- _Challenge_: Copy out each line that mentions the word "color".

- _Task input_:
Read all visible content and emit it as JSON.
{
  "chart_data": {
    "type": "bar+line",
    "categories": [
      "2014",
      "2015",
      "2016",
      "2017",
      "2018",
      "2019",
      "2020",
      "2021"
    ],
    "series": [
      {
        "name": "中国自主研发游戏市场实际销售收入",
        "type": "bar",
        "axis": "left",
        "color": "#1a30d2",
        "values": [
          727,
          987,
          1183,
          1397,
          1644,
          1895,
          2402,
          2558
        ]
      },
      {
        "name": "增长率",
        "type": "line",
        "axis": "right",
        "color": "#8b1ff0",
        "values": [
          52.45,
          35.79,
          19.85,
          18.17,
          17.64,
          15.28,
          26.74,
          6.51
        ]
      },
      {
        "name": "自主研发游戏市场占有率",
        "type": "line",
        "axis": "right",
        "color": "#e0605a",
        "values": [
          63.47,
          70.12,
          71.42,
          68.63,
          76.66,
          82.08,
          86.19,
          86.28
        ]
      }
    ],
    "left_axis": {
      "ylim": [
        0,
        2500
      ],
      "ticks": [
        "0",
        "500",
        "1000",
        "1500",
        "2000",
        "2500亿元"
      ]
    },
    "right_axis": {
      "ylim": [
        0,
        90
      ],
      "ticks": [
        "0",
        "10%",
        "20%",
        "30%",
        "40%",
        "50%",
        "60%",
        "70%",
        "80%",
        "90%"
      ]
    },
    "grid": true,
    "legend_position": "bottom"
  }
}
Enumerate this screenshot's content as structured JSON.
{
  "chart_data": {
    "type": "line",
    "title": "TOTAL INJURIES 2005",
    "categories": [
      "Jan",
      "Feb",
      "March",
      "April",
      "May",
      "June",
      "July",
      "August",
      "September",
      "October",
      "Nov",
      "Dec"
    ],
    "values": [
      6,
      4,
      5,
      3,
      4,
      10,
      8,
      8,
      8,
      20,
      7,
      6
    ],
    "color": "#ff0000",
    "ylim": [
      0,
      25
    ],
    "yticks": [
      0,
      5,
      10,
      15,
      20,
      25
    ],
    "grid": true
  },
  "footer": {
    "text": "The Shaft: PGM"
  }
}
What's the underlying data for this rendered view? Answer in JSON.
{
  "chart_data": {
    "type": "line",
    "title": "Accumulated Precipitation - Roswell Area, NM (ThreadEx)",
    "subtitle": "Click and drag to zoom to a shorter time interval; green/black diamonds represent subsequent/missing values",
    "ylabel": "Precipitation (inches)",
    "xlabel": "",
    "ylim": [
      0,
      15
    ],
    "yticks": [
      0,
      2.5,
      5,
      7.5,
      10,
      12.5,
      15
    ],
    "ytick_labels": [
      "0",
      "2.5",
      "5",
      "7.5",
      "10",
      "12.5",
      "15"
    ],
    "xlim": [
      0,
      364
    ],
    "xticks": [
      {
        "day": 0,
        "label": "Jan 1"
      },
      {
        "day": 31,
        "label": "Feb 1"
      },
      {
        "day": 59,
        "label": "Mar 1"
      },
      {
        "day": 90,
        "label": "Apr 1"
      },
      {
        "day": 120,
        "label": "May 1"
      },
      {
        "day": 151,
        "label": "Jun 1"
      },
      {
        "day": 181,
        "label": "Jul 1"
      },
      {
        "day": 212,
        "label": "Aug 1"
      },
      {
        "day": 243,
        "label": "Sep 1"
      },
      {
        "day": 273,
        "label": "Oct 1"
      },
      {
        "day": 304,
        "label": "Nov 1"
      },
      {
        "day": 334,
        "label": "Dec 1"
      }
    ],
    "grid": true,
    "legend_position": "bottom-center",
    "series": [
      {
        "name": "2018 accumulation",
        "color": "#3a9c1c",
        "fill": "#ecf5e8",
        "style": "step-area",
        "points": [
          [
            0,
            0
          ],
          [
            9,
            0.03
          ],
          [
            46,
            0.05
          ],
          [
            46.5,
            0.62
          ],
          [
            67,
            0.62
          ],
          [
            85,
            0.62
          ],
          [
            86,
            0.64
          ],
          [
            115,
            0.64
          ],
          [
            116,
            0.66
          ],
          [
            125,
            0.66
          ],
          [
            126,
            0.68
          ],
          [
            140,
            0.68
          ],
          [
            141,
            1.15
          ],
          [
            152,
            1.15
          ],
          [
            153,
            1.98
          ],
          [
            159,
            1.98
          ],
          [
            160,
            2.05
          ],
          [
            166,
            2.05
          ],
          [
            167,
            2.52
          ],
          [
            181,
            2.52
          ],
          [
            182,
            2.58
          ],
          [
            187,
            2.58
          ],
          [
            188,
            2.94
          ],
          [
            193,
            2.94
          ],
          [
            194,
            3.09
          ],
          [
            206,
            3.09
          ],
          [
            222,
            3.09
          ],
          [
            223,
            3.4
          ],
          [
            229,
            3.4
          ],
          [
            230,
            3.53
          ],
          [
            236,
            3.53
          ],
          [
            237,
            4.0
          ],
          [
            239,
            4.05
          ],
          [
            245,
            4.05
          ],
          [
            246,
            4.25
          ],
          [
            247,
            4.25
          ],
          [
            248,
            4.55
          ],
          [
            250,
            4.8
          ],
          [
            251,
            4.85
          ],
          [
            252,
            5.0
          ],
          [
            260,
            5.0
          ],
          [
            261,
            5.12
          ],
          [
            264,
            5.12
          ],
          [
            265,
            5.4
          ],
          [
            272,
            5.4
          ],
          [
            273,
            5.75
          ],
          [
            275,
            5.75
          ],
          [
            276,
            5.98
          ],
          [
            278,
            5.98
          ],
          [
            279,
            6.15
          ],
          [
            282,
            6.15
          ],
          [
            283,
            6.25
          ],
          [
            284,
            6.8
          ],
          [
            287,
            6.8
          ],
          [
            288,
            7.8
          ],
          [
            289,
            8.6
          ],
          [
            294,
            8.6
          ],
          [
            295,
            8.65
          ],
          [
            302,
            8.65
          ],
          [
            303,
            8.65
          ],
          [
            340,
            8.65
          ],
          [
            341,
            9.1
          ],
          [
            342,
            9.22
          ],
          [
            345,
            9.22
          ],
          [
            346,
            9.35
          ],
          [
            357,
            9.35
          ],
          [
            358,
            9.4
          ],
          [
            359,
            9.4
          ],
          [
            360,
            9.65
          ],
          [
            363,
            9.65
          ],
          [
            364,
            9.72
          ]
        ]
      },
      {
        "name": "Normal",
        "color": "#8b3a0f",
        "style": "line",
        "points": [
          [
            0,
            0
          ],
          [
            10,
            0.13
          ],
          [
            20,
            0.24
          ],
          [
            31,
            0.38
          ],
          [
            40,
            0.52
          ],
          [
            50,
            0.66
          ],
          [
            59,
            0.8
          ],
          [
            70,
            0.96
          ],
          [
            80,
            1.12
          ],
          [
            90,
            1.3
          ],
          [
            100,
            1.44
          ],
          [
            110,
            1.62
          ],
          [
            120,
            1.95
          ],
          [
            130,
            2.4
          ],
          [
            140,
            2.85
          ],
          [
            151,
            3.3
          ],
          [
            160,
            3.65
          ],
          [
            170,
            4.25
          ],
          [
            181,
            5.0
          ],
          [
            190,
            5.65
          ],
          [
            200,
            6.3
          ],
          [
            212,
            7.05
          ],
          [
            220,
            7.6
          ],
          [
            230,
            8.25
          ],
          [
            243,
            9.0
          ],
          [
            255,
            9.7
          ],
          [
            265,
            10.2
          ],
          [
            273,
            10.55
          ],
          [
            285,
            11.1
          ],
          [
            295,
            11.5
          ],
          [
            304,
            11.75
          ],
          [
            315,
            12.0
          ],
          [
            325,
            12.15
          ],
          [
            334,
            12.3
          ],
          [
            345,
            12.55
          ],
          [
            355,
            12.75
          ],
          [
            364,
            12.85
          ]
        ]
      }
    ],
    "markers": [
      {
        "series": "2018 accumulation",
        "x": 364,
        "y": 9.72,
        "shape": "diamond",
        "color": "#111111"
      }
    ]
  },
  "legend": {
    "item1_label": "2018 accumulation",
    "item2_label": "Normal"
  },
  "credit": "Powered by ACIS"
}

- _Solution for this problem_:
        "color": "#1a30d2",
        "color": "#8b1ff0",
        "color": "#e0605a",
    "color": "#ff0000",
        "color": "#3a9c1c",
        "color": "#8b3a0f",
        "color": "#111111"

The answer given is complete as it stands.